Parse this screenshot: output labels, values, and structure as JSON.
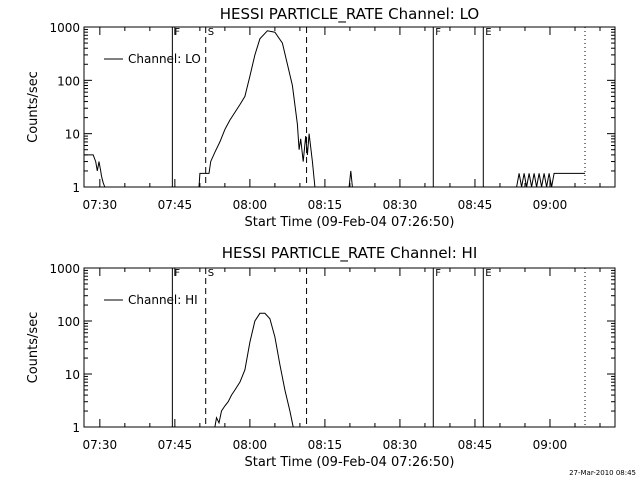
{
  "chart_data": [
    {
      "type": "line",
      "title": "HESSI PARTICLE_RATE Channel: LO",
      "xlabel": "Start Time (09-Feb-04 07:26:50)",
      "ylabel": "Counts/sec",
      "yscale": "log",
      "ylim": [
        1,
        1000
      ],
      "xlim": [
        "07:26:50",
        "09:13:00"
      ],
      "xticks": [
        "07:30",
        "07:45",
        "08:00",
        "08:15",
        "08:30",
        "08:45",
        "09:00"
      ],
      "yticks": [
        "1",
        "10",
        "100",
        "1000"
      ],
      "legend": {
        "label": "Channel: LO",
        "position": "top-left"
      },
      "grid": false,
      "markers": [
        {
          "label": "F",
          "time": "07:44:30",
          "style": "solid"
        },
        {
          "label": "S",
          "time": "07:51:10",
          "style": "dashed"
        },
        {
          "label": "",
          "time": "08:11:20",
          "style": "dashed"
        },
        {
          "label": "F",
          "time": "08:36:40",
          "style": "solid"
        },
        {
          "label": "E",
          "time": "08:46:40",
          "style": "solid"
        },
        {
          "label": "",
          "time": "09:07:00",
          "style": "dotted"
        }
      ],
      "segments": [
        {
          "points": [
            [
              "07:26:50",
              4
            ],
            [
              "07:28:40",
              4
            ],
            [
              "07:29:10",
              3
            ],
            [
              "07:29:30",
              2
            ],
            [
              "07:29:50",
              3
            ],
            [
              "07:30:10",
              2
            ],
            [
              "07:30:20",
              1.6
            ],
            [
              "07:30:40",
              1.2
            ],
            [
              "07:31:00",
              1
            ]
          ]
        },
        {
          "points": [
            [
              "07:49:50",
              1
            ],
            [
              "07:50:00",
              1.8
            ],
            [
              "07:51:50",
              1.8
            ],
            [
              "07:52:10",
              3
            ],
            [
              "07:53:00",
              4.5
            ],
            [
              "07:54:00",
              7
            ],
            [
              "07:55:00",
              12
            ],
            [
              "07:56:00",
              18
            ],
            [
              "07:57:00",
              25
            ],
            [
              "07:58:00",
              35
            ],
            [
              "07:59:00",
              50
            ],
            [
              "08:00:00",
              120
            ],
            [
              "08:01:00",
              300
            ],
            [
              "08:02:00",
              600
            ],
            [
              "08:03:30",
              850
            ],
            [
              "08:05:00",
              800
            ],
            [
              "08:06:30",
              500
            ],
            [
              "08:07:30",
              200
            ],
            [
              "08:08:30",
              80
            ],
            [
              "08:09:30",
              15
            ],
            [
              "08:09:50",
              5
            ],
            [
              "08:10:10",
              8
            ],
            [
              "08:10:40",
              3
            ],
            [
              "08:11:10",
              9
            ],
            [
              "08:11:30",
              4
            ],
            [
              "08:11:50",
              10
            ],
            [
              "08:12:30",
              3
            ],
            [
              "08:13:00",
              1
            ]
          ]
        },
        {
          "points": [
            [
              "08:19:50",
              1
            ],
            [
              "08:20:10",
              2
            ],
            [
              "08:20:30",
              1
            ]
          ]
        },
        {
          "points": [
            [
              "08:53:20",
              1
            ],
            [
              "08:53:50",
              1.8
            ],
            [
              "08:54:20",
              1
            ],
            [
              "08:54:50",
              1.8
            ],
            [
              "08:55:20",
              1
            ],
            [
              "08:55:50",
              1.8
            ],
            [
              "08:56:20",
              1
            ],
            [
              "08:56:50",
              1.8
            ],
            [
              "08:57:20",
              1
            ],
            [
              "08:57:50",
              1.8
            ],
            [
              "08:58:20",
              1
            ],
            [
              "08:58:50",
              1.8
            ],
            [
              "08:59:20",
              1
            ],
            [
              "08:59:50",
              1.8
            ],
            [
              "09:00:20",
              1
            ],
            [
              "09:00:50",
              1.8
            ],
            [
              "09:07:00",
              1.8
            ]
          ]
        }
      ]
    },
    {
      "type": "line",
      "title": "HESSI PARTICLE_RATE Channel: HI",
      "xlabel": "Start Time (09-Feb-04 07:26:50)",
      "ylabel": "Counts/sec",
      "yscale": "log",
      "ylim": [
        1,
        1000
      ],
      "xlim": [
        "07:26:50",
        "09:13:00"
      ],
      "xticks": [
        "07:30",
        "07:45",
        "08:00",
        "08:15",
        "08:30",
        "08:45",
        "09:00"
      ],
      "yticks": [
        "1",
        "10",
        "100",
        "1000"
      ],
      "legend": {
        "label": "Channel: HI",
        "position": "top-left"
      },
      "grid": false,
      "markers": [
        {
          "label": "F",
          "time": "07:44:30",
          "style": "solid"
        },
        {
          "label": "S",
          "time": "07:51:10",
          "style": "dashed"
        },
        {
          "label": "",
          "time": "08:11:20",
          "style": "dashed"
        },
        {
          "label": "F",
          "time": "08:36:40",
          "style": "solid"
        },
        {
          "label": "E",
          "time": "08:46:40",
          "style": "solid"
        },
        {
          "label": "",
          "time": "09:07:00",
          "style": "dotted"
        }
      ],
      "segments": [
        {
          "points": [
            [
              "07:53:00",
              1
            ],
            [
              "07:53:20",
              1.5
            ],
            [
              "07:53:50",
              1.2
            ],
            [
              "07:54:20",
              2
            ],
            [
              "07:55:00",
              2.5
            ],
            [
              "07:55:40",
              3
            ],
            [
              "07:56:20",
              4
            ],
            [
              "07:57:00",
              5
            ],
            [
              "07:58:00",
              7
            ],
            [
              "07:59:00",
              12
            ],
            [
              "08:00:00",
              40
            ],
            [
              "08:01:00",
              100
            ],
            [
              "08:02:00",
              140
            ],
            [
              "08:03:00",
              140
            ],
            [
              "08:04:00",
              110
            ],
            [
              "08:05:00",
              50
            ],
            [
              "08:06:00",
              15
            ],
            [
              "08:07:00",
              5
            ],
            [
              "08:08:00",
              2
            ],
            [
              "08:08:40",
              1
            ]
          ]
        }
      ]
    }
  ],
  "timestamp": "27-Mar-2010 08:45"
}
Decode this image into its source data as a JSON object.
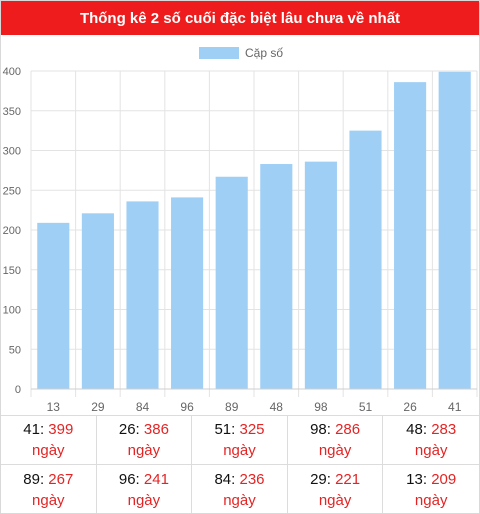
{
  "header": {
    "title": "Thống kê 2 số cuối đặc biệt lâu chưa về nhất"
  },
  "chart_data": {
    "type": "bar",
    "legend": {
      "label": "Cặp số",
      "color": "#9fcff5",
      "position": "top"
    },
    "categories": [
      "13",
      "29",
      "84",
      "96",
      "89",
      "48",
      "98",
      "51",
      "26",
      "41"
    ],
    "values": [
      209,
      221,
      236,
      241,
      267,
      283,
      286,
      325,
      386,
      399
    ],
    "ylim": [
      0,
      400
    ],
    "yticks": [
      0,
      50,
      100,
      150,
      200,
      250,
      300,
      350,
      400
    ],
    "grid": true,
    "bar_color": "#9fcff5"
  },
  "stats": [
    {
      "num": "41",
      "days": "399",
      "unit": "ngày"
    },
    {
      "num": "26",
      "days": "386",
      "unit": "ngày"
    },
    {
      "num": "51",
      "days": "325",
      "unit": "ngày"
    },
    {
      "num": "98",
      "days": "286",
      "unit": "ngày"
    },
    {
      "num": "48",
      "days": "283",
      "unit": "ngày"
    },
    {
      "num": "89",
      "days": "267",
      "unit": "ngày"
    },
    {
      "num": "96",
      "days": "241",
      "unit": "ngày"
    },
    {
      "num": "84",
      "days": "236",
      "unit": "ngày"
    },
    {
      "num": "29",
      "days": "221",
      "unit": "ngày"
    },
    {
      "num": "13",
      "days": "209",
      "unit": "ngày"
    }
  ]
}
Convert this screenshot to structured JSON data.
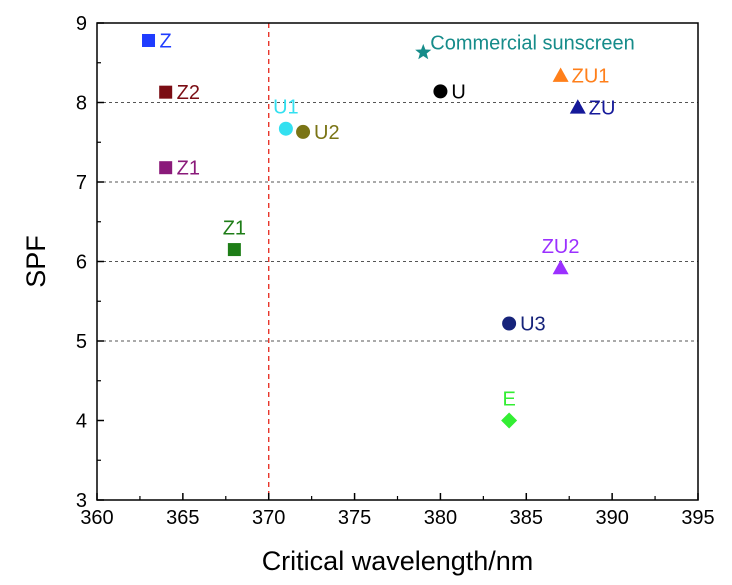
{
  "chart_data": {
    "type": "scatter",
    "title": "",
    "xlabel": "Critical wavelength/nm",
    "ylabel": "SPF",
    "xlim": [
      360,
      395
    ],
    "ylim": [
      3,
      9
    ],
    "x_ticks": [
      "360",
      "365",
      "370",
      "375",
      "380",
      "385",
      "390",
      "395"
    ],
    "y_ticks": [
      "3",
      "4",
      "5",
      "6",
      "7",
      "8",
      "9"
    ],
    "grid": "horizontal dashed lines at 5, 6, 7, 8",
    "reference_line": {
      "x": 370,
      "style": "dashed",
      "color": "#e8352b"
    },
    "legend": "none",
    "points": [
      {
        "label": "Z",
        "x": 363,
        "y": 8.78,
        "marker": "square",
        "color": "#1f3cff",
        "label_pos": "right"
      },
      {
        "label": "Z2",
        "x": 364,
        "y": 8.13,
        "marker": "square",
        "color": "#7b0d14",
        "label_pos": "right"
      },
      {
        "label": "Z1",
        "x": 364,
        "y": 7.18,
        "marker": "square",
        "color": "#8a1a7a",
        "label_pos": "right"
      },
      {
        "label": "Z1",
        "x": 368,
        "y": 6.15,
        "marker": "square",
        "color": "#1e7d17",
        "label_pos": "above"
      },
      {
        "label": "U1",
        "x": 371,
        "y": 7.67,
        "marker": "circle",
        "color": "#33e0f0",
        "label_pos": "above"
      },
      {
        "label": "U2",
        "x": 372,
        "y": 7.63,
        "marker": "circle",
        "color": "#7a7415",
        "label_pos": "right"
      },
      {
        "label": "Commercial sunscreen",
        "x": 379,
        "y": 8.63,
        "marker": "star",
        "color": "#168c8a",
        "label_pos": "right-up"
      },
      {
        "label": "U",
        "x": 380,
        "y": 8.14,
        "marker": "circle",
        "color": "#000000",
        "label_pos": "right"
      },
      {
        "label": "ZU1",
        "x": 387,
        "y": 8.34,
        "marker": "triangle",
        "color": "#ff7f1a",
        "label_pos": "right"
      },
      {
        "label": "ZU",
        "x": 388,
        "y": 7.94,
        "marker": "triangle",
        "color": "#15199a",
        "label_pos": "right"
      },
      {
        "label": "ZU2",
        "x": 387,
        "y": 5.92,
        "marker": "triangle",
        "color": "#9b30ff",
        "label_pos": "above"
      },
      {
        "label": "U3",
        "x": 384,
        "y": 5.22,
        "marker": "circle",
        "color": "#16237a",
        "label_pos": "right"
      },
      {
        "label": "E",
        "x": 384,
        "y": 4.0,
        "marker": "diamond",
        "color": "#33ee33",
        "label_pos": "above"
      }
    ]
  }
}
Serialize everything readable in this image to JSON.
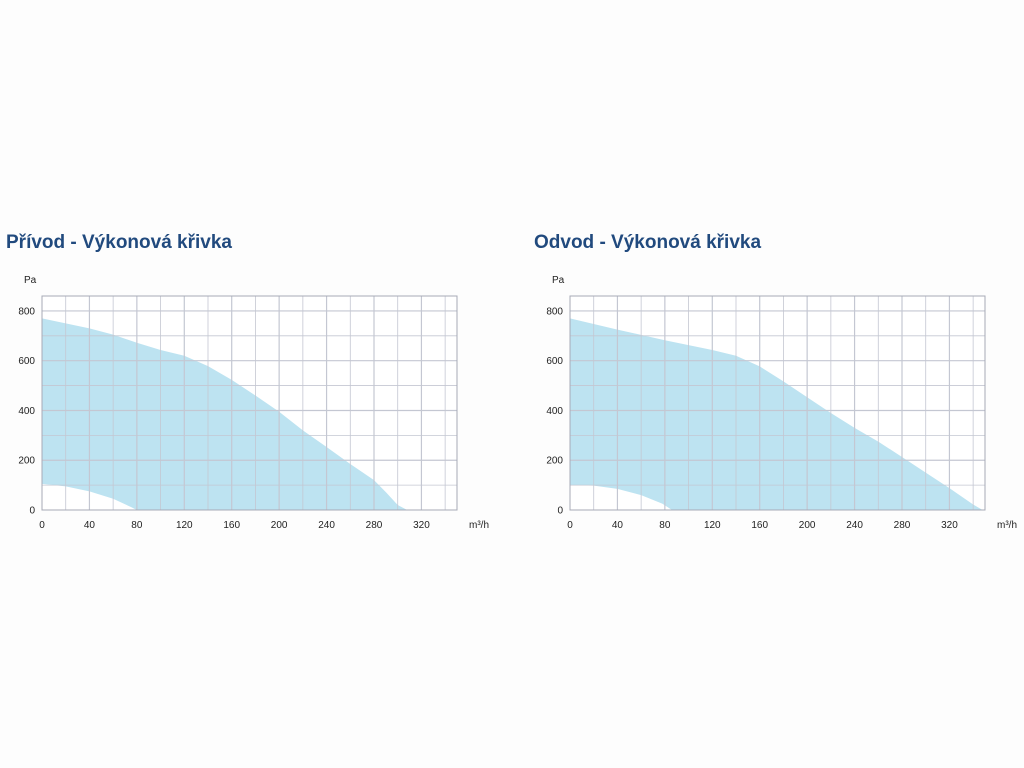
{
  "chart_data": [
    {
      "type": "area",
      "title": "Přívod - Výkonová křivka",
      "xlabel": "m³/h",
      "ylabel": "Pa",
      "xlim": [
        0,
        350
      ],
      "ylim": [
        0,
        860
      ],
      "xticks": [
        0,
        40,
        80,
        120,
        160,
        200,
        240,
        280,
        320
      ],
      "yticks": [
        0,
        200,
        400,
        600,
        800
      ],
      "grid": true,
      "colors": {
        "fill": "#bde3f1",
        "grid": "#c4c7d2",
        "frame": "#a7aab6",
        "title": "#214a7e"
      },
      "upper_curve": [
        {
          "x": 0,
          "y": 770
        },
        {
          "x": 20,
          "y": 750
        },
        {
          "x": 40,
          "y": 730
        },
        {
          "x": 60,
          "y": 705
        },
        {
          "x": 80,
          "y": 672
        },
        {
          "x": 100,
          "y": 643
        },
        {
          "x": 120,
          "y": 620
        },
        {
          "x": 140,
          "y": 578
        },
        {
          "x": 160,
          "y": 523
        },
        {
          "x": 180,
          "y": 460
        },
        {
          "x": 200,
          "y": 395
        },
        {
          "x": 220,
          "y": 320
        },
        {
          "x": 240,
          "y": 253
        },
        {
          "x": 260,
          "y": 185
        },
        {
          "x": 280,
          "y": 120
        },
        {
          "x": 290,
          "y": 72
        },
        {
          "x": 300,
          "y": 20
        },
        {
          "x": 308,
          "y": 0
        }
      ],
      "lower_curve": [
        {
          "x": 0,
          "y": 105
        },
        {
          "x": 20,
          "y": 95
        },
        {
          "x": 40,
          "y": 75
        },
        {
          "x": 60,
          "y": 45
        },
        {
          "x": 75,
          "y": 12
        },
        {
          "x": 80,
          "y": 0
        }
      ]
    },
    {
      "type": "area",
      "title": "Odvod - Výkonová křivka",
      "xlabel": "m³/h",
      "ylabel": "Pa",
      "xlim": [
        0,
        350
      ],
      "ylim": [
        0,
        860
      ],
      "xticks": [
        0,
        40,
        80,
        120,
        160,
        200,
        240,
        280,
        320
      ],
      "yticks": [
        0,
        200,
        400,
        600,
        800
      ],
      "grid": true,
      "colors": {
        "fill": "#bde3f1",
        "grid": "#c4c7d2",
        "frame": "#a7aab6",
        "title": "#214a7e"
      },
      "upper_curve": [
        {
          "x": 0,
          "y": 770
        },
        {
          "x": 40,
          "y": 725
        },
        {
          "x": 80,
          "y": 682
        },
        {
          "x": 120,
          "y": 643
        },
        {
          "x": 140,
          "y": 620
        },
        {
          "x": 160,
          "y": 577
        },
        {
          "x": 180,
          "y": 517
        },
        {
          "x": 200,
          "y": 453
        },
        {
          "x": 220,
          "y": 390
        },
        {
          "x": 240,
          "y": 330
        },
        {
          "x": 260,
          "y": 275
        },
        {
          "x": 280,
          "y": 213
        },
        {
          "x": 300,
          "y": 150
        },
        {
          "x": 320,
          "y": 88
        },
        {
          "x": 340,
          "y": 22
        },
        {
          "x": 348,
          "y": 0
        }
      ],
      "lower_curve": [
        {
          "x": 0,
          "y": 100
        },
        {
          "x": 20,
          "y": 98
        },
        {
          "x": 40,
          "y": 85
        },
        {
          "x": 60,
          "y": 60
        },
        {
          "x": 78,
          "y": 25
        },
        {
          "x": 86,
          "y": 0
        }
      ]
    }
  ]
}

Your goal: Find how many lines in the records contain the string "title", then give the number alone.

Answer to this problem: 8